+++ Material +++
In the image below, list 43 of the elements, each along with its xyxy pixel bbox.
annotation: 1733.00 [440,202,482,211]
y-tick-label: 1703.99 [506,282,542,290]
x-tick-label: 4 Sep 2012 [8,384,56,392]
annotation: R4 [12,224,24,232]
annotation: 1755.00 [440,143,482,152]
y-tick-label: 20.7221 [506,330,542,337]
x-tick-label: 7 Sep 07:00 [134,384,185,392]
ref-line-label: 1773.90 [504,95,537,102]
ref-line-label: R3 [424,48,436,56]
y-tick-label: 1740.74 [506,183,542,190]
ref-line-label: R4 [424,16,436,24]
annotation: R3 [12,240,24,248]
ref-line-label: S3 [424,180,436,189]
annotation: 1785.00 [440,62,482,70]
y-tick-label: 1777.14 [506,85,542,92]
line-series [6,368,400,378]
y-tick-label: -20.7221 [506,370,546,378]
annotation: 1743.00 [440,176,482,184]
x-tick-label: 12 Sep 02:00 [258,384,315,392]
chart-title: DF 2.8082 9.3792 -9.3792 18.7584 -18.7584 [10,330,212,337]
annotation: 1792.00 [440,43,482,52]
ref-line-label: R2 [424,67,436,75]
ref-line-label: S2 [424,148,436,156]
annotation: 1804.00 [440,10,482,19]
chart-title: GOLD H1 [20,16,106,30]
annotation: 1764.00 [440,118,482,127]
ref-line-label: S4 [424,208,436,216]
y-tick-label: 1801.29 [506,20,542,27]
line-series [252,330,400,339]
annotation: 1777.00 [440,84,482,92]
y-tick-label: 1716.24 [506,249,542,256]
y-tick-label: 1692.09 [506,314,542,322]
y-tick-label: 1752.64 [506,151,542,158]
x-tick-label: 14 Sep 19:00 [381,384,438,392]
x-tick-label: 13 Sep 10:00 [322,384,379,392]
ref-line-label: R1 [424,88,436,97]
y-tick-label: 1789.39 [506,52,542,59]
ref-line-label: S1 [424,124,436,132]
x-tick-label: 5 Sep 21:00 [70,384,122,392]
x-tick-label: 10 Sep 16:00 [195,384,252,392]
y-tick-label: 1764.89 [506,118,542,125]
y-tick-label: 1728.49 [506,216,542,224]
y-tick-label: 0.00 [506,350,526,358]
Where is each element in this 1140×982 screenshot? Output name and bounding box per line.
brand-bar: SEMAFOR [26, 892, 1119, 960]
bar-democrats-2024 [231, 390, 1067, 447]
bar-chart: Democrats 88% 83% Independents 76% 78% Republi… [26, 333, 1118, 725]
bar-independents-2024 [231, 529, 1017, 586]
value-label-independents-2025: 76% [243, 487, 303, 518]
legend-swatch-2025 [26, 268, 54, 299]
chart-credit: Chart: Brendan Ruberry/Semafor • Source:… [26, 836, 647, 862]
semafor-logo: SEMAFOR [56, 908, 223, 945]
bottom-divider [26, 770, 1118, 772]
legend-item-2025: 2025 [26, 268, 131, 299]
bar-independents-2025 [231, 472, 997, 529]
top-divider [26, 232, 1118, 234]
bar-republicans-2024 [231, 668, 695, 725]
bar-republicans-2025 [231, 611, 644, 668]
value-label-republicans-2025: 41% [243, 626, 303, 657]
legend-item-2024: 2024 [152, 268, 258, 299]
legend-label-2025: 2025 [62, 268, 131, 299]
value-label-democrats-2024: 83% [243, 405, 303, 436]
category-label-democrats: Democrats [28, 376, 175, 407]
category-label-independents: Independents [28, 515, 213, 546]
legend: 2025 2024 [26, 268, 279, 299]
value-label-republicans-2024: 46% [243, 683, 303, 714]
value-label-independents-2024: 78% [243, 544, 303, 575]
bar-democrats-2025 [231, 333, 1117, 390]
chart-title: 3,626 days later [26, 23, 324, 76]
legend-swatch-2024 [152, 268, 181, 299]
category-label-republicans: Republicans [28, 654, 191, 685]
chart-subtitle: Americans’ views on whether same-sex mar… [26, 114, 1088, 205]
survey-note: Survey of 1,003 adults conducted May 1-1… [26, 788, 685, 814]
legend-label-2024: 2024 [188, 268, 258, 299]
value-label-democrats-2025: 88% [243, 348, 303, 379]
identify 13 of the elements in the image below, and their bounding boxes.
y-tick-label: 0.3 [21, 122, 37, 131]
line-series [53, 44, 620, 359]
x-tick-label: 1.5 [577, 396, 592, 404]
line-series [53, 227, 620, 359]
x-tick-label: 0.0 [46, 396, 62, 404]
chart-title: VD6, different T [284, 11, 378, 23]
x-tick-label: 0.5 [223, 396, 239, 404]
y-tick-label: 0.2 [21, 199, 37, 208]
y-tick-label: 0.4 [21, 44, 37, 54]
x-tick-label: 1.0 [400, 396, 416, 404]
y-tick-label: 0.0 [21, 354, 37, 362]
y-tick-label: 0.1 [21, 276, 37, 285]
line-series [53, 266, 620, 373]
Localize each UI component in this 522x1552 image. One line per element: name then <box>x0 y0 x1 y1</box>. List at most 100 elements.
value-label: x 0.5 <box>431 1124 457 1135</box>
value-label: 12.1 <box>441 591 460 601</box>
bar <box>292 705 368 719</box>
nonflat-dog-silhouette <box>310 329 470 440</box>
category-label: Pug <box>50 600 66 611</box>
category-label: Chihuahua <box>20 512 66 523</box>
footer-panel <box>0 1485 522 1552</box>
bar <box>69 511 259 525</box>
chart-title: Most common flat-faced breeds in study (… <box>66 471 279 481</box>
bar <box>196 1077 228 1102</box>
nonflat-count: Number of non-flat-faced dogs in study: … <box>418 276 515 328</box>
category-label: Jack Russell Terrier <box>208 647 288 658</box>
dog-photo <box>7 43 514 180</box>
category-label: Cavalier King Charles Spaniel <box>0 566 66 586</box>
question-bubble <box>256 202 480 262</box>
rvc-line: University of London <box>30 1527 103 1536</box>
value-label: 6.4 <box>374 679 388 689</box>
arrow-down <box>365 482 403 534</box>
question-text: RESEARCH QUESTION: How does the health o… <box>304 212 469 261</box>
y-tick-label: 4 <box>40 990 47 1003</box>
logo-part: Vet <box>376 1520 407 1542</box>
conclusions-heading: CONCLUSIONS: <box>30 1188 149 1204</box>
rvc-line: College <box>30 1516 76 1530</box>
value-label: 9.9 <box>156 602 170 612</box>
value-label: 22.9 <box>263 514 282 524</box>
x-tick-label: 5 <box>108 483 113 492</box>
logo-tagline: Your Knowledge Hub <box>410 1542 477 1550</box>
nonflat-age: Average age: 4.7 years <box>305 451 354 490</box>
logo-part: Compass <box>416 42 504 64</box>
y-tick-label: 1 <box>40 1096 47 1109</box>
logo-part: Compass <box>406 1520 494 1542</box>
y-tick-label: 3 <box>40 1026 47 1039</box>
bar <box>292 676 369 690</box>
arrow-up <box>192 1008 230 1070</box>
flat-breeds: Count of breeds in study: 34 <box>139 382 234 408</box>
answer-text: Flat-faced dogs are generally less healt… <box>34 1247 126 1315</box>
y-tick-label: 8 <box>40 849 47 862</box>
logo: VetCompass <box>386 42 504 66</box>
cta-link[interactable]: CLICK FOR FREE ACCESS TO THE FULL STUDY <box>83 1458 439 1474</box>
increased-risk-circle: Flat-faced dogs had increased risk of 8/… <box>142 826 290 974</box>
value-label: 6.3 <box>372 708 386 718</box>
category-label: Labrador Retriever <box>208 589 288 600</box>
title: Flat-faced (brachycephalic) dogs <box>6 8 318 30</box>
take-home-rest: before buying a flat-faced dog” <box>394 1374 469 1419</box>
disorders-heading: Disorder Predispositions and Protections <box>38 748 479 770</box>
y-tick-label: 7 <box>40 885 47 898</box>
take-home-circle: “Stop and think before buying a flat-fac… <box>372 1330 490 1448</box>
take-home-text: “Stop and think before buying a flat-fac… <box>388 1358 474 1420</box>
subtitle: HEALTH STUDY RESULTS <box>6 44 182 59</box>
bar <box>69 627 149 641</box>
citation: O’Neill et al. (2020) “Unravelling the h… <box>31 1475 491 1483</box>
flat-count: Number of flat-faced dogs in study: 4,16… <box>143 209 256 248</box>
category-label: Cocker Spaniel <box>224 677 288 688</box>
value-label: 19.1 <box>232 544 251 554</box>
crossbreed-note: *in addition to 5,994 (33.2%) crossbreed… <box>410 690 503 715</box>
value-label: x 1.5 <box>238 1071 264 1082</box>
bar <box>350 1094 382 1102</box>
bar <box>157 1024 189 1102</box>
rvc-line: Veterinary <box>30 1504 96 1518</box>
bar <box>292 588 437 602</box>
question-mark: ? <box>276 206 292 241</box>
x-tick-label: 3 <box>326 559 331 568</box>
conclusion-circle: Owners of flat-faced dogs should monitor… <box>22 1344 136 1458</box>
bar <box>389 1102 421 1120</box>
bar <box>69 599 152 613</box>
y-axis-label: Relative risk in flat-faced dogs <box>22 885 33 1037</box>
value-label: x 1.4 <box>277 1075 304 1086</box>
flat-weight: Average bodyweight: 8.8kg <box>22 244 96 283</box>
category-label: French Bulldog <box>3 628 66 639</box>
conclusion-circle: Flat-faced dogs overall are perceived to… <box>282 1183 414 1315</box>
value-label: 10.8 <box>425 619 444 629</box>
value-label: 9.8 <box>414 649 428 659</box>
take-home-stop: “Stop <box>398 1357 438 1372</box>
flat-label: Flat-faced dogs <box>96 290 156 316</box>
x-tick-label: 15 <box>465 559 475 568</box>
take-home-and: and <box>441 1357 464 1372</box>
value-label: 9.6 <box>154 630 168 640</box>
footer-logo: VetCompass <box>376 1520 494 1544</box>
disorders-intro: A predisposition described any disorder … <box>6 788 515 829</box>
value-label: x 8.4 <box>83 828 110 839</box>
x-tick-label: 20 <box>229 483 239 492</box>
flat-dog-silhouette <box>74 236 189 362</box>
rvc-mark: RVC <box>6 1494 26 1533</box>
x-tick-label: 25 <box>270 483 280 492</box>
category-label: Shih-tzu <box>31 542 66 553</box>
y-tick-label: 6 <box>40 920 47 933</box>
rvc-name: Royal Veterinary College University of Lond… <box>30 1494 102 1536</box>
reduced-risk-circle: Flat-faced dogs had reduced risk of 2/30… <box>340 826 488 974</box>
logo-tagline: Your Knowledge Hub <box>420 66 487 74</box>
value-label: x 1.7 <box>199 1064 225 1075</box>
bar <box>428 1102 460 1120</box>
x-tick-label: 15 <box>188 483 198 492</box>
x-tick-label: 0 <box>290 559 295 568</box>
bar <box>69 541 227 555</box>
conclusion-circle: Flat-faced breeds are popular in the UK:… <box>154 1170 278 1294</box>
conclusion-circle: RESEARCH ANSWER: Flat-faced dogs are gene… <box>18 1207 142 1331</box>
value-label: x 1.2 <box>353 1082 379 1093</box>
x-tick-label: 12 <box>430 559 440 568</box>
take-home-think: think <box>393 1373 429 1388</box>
+++
Task to carry out – Output as a numbered list the lines running from the start of the records through the line that contains "chart-title: GOLD H1 [20,16,106,30]", both ends included, leaving out any blank lines.

Written solution –
1. In the image below, list 43 of the elements, each along with its xyxy pixel bbox.
2. annotation: 1733.00 [440,202,482,211]
3. y-tick-label: 1703.99 [506,282,542,290]
4. x-tick-label: 4 Sep 2012 [8,384,56,392]
5. annotation: R4 [12,224,24,232]
6. annotation: 1755.00 [440,143,482,152]
7. y-tick-label: 20.7221 [506,330,542,337]
8. x-tick-label: 7 Sep 07:00 [134,384,185,392]
9. ref-line-label: 1773.90 [504,95,537,102]
10. ref-line-label: R3 [424,48,436,56]
11. y-tick-label: 1740.74 [506,183,542,190]
12. ref-line-label: R4 [424,16,436,24]
13. annotation: R3 [12,240,24,248]
14. ref-line-label: S3 [424,180,436,189]
15. annotation: 1785.00 [440,62,482,70]
16. y-tick-label: 1777.14 [506,85,542,92]
17. line-series [6,368,400,378]
18. y-tick-label: -20.7221 [506,370,546,378]
19. annotation: 1743.00 [440,176,482,184]
20. x-tick-label: 12 Sep 02:00 [258,384,315,392]
21. chart-title: DF 2.8082 9.3792 -9.3792 18.7584 -18.7584 [10,330,212,337]
22. annotation: 1792.00 [440,43,482,52]
23. ref-line-label: R2 [424,67,436,75]
24. ref-line-label: S2 [424,148,436,156]
25. annotation: 1804.00 [440,10,482,19]
26. chart-title: GOLD H1 [20,16,106,30]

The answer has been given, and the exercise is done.